→ Short exercise
Filter the entries below, keeping every line that has the word "this".
★ ★ ★ ★
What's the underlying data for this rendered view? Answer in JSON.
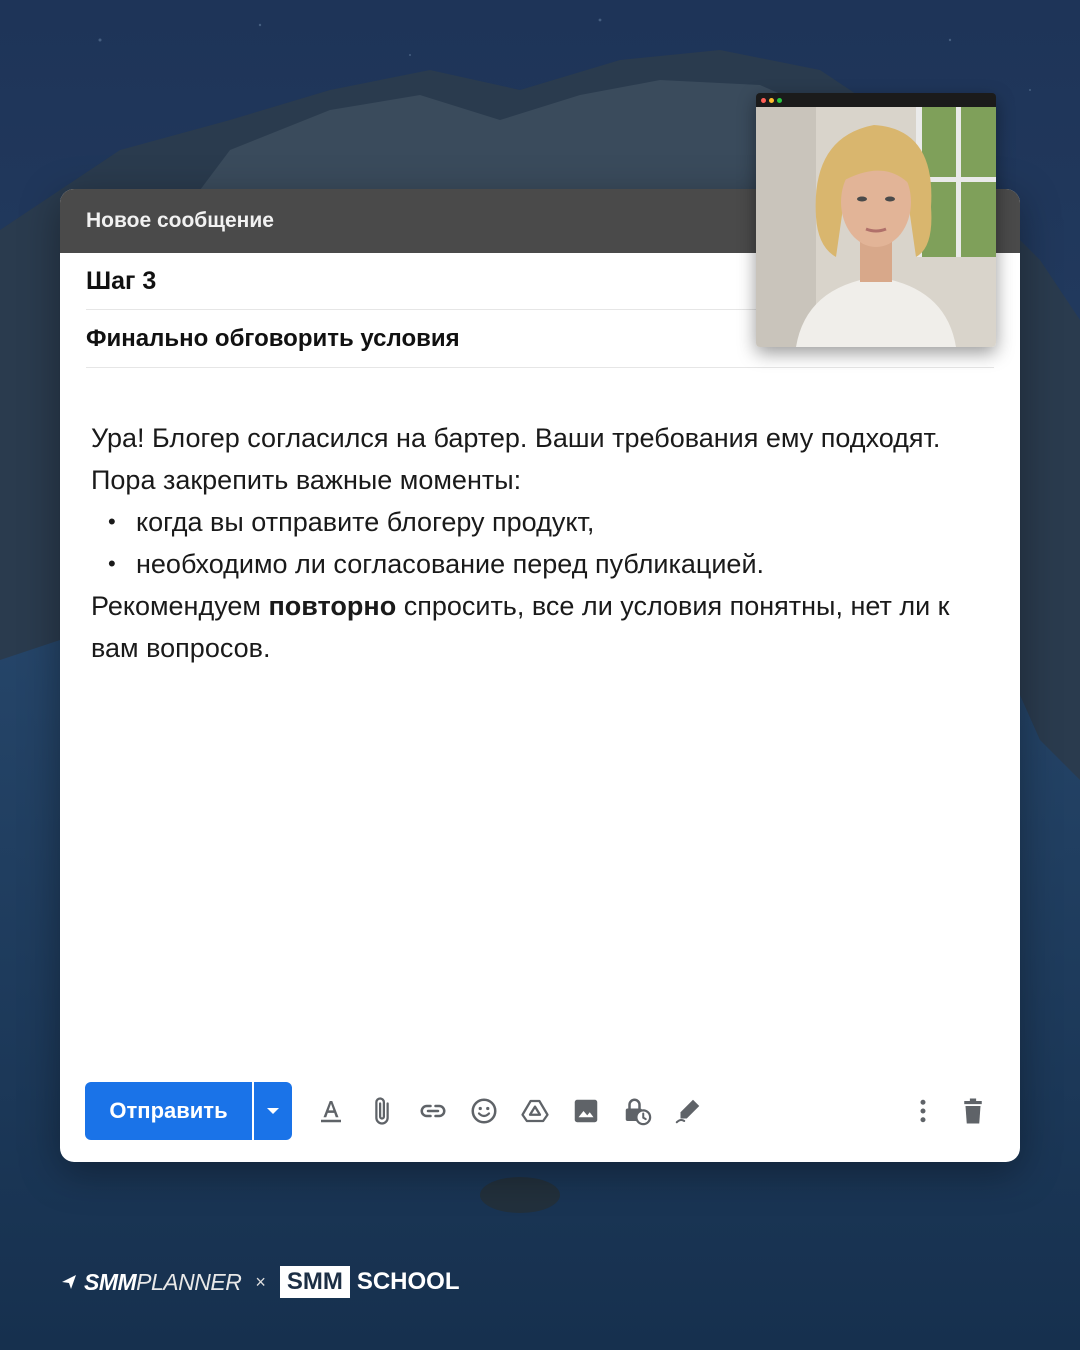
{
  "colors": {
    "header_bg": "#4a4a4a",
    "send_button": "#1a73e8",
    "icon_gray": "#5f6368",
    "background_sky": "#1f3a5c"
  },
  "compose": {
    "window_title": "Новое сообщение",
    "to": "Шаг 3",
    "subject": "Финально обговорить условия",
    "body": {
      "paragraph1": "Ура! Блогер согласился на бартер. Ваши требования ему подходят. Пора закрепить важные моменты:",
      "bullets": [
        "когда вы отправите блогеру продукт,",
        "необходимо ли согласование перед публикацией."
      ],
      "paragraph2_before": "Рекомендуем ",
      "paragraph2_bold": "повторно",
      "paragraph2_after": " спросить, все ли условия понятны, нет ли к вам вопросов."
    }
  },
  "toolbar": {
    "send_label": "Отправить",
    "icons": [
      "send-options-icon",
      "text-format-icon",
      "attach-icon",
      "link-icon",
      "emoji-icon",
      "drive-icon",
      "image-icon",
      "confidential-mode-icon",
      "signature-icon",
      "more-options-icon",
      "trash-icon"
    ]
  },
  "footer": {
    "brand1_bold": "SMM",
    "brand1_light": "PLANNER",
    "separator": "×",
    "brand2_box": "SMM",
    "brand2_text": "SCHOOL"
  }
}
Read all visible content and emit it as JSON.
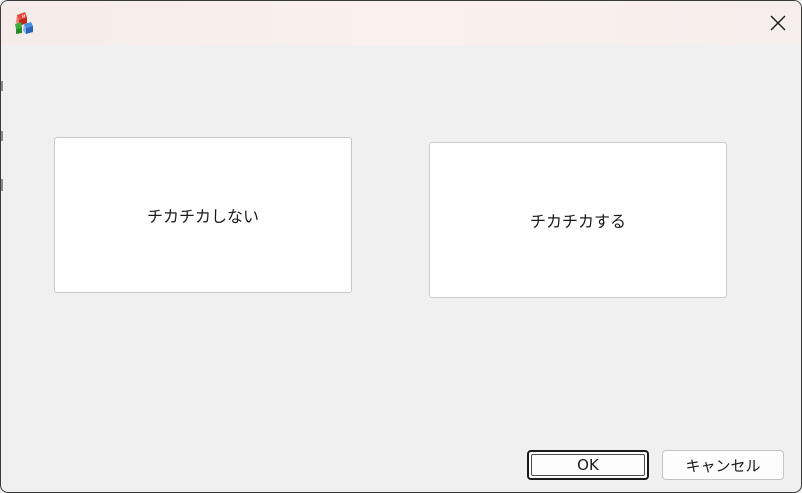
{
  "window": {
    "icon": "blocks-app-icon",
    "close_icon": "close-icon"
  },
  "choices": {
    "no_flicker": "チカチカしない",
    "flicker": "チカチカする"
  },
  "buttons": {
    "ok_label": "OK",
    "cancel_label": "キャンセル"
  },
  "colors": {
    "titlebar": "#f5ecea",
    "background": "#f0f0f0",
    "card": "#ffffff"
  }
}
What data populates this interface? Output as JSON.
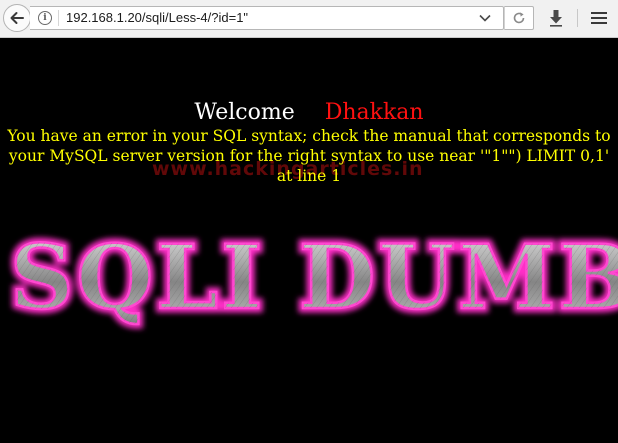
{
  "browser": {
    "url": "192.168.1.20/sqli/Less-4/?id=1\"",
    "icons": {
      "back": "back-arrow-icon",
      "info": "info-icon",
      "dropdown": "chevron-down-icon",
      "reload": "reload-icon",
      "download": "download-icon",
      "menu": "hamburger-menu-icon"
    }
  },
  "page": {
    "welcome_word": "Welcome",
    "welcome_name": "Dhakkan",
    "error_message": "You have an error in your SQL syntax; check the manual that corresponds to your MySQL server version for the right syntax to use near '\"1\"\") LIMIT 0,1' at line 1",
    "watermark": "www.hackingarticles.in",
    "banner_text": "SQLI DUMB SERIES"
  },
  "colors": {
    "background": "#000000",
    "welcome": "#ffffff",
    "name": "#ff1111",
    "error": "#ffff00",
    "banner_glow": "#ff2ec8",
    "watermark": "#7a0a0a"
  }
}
★ ★ ★ ★
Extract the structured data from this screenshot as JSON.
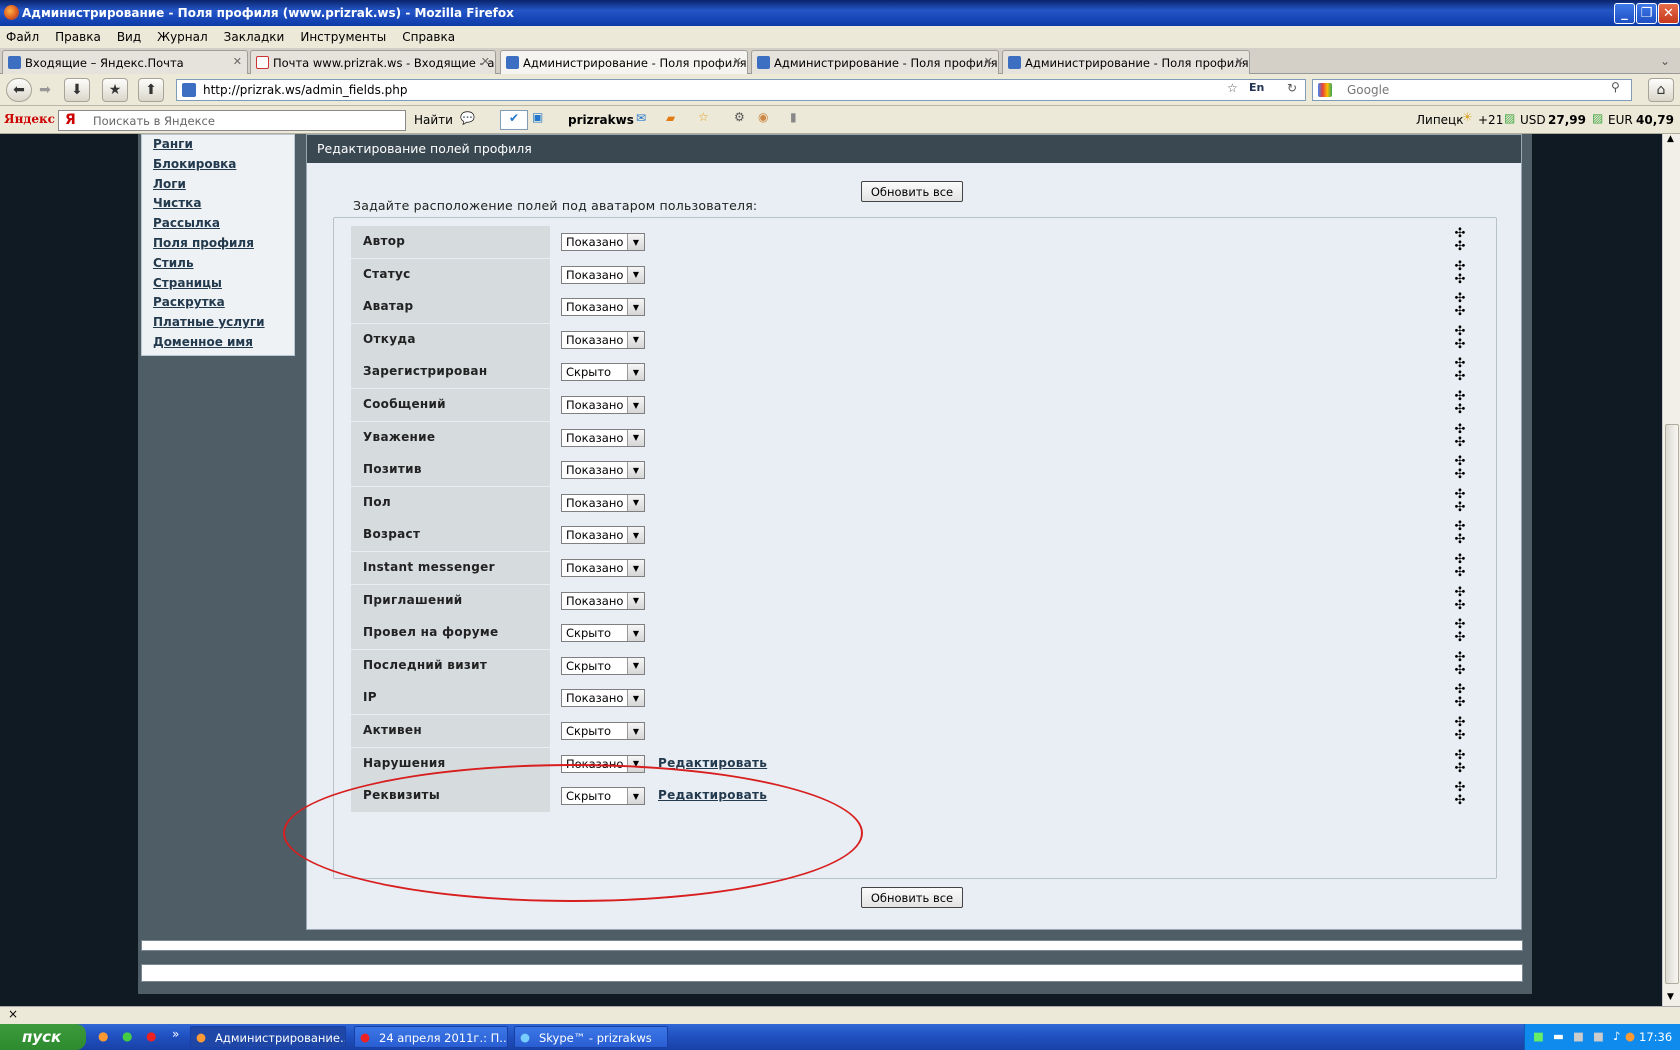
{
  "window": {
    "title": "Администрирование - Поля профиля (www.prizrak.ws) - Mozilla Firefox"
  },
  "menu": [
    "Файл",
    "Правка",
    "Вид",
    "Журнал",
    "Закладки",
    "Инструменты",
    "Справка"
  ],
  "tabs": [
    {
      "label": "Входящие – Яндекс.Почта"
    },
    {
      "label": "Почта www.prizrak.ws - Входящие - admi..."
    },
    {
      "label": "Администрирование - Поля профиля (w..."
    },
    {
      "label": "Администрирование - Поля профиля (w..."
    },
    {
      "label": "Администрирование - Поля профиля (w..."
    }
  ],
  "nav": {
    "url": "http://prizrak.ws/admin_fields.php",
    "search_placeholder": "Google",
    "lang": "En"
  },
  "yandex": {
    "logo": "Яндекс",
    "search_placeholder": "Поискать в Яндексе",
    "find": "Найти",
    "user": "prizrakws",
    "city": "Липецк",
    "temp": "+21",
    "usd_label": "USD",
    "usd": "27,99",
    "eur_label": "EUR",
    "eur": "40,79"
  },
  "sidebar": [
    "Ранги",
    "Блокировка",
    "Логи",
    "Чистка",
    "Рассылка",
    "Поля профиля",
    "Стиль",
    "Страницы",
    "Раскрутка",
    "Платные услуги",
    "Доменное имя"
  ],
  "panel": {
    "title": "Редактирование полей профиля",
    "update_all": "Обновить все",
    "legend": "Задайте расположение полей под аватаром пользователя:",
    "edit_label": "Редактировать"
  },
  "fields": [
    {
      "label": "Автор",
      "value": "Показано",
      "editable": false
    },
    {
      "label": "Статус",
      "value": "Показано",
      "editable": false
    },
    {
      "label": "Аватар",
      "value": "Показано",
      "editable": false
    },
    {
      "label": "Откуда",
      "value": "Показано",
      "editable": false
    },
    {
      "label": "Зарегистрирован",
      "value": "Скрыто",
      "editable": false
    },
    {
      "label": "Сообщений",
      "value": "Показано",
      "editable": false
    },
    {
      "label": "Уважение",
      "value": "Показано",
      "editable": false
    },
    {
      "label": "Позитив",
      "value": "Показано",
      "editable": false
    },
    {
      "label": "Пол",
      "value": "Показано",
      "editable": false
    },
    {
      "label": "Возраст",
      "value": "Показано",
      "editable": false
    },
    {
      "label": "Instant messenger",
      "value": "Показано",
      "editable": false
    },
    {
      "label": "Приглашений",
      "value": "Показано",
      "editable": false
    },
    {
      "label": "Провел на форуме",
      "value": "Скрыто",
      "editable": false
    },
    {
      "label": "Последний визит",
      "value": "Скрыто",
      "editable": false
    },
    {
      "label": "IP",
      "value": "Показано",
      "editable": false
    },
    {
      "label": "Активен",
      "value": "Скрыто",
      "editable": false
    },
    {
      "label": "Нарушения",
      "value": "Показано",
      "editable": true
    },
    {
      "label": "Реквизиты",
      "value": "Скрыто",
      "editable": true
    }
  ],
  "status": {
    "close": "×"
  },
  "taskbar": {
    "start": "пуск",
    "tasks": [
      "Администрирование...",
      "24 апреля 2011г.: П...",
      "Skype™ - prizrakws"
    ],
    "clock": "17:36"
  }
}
★ ★ ★ ★
→ Answer
What's the underlying data for this rendered view? Answer in JSON.
What data populates this interface? Output as JSON.
Extract the structured data from this screenshot as JSON.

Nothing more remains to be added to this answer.